--- Provided text ---

Lin Wozniewski, left to right, Lynda Bodie, Matthew Benus, Joe and Mike Markovich, Mary Jean Champion, and Ray Liskey

Teams getting ready for annual LEGO Challenge

Contributed By:The 411 News

The best afterschool activity for kids

Talk to Ray Liskey, assistant principal at Warren Harding elementary school in Hammond and he is emphatic that participating in the FIRST LEGO League Challenge is the best afterschool activity for elementary and middle school students.

Liskey and other elementary and middle school robotics coaches were at Indiana University Northwest Friday night for a workshop on the 2016 Challenge. IUN is the host for the November 20th qualifying tournament that will send its winners to the December 10th state championship in Ft. Wayne.

FIRST LEGO League Challenge is a world-wide competition that encourages children to explore science, technology, engineering and math (the STEM fields) using Lego building blocks and a programmable controller to create a robot. Each year brings a new challenge. The 2016 challenge, Animal Allies, uses everyday experiences of interactions between humans and animals that the robot will imitate.

---

--- Job ---
Name every field that the LEGO Challenge article groups under the STEM fields.

--- Data rows ---

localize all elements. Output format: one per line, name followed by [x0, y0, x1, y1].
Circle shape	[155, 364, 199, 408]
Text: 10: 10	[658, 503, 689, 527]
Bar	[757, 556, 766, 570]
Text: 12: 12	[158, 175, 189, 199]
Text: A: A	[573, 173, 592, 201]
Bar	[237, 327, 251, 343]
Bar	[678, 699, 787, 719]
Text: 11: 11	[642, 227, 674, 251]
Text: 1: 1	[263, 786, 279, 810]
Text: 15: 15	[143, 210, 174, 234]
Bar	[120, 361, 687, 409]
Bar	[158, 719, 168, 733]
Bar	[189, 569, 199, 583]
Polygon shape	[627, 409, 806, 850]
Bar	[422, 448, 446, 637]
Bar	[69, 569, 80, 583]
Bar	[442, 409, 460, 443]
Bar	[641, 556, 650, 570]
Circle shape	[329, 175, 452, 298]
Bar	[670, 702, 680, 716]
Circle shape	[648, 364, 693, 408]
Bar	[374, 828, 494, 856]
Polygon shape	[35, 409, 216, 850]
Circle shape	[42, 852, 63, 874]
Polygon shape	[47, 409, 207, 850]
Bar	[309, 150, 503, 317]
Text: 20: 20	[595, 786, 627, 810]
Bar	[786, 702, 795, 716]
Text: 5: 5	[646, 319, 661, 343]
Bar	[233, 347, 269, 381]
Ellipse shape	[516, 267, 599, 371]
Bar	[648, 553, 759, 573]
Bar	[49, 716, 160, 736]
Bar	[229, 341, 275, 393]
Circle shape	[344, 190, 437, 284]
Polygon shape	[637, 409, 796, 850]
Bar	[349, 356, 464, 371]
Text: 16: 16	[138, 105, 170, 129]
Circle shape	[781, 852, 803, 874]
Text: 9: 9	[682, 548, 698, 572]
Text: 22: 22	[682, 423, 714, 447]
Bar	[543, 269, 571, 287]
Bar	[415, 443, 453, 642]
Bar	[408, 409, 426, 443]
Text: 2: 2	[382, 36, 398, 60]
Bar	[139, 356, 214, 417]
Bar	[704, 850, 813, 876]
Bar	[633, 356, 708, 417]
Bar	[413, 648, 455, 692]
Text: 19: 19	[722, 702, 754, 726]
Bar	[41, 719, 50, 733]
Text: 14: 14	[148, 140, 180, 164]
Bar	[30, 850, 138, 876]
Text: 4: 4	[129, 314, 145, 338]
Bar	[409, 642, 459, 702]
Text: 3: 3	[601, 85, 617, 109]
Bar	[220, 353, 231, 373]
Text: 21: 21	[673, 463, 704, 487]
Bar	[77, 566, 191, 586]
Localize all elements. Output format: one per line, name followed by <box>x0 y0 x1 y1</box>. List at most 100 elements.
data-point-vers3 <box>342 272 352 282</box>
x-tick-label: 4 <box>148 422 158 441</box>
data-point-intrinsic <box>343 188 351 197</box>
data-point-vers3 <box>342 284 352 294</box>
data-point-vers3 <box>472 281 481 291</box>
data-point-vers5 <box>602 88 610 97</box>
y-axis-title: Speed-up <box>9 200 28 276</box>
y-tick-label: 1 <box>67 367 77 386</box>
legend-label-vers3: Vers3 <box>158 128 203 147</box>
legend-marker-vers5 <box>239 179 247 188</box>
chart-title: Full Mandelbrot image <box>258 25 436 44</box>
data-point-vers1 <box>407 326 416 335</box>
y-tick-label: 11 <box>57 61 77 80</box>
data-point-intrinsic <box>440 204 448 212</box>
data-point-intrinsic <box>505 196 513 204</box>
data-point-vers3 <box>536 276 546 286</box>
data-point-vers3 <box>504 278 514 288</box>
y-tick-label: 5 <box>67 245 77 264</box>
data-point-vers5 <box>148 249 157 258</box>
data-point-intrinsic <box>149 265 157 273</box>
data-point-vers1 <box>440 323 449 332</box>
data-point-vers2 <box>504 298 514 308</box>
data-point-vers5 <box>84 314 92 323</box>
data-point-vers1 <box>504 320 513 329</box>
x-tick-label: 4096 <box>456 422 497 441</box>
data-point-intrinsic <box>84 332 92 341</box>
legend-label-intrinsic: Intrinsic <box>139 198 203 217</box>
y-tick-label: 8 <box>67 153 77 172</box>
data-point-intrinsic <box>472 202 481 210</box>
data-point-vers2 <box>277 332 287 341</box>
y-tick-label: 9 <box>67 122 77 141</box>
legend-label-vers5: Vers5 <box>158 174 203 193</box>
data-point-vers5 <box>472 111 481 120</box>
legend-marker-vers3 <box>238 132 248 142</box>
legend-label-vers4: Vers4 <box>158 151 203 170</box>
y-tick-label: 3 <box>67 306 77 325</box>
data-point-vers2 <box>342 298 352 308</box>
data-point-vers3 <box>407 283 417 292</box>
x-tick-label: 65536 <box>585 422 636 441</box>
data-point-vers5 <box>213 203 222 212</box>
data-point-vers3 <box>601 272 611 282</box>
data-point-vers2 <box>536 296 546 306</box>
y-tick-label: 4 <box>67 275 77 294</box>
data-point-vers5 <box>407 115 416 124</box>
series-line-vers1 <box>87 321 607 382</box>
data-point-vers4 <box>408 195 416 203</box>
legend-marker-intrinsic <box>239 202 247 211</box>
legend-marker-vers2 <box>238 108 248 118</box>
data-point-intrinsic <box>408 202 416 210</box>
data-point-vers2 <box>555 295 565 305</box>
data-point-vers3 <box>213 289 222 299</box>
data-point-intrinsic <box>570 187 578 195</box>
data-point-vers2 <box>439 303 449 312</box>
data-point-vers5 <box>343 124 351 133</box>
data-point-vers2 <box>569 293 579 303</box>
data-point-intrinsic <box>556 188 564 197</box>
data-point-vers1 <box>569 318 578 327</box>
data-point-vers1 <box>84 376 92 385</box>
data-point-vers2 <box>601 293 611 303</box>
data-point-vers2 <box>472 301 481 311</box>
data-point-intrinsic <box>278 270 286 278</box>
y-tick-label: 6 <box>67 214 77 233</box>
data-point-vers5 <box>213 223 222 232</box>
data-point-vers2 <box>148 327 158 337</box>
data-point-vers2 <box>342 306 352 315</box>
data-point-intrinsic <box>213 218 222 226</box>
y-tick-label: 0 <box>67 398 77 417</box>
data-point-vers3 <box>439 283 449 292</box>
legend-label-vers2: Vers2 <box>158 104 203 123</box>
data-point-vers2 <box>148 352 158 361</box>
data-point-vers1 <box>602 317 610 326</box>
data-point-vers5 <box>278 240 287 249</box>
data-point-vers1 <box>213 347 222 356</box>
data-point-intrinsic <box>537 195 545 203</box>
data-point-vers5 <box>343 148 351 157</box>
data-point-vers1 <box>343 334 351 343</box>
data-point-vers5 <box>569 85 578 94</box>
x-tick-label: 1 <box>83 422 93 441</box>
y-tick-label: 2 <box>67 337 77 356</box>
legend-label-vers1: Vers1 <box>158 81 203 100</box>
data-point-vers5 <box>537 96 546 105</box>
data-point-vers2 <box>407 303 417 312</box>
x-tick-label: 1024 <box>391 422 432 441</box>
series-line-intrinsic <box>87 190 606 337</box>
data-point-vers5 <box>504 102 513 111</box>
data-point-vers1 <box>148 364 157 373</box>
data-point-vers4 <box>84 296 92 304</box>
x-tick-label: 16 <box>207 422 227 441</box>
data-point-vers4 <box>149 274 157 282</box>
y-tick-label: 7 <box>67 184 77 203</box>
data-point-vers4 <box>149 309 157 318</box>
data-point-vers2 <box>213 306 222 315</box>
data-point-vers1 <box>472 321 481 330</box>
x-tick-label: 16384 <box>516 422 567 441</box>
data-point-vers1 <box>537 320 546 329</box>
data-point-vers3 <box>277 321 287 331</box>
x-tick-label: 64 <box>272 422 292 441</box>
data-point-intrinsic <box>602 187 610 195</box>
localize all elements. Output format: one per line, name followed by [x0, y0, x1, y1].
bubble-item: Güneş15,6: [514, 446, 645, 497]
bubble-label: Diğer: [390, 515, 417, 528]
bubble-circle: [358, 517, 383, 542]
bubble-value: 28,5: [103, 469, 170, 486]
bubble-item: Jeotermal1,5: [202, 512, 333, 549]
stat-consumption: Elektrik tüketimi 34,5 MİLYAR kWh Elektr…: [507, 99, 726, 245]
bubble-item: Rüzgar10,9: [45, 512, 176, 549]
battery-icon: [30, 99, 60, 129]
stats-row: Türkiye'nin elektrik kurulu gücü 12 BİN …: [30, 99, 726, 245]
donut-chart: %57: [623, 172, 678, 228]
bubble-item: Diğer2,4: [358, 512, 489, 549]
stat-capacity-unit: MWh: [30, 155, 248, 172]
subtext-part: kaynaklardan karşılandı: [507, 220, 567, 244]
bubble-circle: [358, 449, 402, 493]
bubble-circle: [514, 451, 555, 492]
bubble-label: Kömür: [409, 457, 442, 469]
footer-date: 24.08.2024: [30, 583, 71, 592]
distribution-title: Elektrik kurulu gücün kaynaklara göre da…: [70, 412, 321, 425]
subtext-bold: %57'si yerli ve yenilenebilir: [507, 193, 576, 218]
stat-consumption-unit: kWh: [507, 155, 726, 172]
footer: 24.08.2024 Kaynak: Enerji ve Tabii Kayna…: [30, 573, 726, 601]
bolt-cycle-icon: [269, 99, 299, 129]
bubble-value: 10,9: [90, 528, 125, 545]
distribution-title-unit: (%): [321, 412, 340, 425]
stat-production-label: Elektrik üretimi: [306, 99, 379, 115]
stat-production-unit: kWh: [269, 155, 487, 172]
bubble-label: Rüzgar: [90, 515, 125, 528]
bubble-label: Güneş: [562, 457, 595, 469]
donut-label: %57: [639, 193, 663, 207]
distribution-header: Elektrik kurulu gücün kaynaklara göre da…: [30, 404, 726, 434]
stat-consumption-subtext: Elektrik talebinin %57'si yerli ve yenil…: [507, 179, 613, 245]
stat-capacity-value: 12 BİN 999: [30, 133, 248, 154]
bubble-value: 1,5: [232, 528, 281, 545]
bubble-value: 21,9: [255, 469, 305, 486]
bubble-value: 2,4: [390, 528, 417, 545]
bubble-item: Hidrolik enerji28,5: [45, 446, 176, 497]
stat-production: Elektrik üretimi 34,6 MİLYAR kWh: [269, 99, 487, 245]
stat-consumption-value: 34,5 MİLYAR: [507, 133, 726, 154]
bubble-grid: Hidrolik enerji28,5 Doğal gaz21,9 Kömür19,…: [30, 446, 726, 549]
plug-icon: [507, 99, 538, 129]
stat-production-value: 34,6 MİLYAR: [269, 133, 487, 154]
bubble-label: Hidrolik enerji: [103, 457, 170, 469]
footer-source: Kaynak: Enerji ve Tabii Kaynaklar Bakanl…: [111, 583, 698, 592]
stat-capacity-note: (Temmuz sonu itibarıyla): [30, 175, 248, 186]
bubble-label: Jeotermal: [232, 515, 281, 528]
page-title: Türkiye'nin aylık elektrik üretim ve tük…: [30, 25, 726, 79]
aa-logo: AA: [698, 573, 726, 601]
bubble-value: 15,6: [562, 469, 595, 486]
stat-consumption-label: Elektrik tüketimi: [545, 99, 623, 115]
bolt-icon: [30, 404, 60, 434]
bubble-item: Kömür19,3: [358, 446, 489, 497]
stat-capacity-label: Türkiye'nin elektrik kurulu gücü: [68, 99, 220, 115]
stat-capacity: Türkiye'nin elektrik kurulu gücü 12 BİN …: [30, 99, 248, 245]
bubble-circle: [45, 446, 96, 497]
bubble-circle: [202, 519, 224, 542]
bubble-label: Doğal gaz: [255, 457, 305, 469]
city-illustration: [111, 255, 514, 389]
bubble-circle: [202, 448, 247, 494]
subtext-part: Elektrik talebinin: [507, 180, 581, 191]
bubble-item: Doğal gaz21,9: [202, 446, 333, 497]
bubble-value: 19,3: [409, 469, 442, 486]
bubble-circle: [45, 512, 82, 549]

---

--- Solution ---
Science, technology, engineering and math.